Figure record listings:
§
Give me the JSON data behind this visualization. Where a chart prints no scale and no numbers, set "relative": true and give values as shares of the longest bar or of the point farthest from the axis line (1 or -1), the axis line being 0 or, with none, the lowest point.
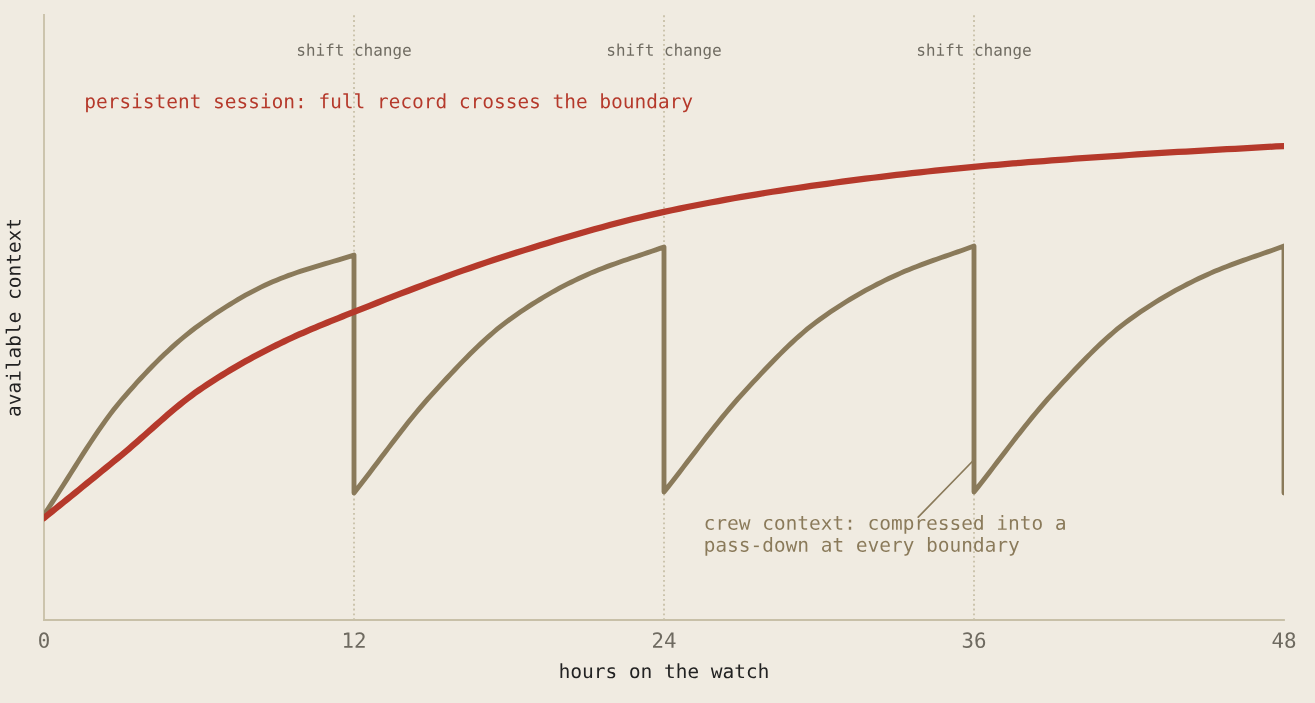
{
  "chart_data": {
    "type": "line",
    "relative": true,
    "xlabel": "hours on the watch",
    "ylabel": "available context",
    "xlim": [
      0,
      48
    ],
    "xticks": [
      0,
      12,
      24,
      36,
      48
    ],
    "series": [
      {
        "name": "persistent session: full record crosses the boundary",
        "color": "#b5392b",
        "x": [
          0,
          3,
          6,
          9,
          12,
          18,
          24,
          30,
          36,
          42,
          48
        ],
        "values": [
          0.215,
          0.348,
          0.485,
          0.58,
          0.65,
          0.77,
          0.861,
          0.918,
          0.956,
          0.981,
          1.0
        ]
      },
      {
        "name": "crew context: compressed into a\npass-down at every boundary",
        "color": "#8a7a5a",
        "x": [
          0,
          3,
          6,
          9,
          12,
          12,
          15,
          18,
          21,
          24,
          24,
          27,
          30,
          33,
          36,
          36,
          39,
          42,
          45,
          48,
          48
        ],
        "values": [
          0.222,
          0.464,
          0.622,
          0.717,
          0.77,
          0.268,
          0.475,
          0.633,
          0.728,
          0.787,
          0.27,
          0.475,
          0.633,
          0.728,
          0.789,
          0.27,
          0.475,
          0.633,
          0.728,
          0.789,
          0.268
        ]
      }
    ],
    "ref_lines": [
      {
        "axis": "x",
        "value": 12,
        "label": "shift change",
        "color": "#c8c0a8",
        "line_style": "dotted"
      },
      {
        "axis": "x",
        "value": 24,
        "label": "shift change",
        "color": "#c8c0a8",
        "line_style": "dotted"
      },
      {
        "axis": "x",
        "value": 36,
        "label": "shift change",
        "color": "#c8c0a8",
        "line_style": "dotted"
      }
    ],
    "legend": false,
    "grid": false
  }
}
§
# What you need to do
Each record above should be copied character for character, with pictures dropped.

# Correct output
Give me the JSON data behind this visualization. Where a chart prints no scale and no numbers, set "relative": true and give values as shares of the longest bar or of the point farthest from the axis line (1 or -1), the axis line being 0 or, with none, the lowest point.
{
  "chart_data": {
    "type": "line",
    "relative": true,
    "xlabel": "hours on the watch",
    "ylabel": "available context",
    "xlim": [
      0,
      48
    ],
    "xticks": [
      0,
      12,
      24,
      36,
      48
    ],
    "series": [
      {
        "name": "persistent session: full record crosses the boundary",
        "color": "#b5392b",
        "x": [
          0,
          3,
          6,
          9,
          12,
          18,
          24,
          30,
          36,
          42,
          48
        ],
        "values": [
          0.215,
          0.348,
          0.485,
          0.58,
          0.65,
          0.77,
          0.861,
          0.918,
          0.956,
          0.981,
          1.0
        ]
      },
      {
        "name": "crew context: compressed into a\npass-down at every boundary",
        "color": "#8a7a5a",
        "x": [
          0,
          3,
          6,
          9,
          12,
          12,
          15,
          18,
          21,
          24,
          24,
          27,
          30,
          33,
          36,
          36,
          39,
          42,
          45,
          48,
          48
        ],
        "values": [
          0.222,
          0.464,
          0.622,
          0.717,
          0.77,
          0.268,
          0.475,
          0.633,
          0.728,
          0.787,
          0.27,
          0.475,
          0.633,
          0.728,
          0.789,
          0.27,
          0.475,
          0.633,
          0.728,
          0.789,
          0.268
        ]
      }
    ],
    "ref_lines": [
      {
        "axis": "x",
        "value": 12,
        "label": "shift change",
        "color": "#c8c0a8",
        "line_style": "dotted"
      },
      {
        "axis": "x",
        "value": 24,
        "label": "shift change",
        "color": "#c8c0a8",
        "line_style": "dotted"
      },
      {
        "axis": "x",
        "value": 36,
        "label": "shift change",
        "color": "#c8c0a8",
        "line_style": "dotted"
      }
    ],
    "legend": false,
    "grid": false
  }
}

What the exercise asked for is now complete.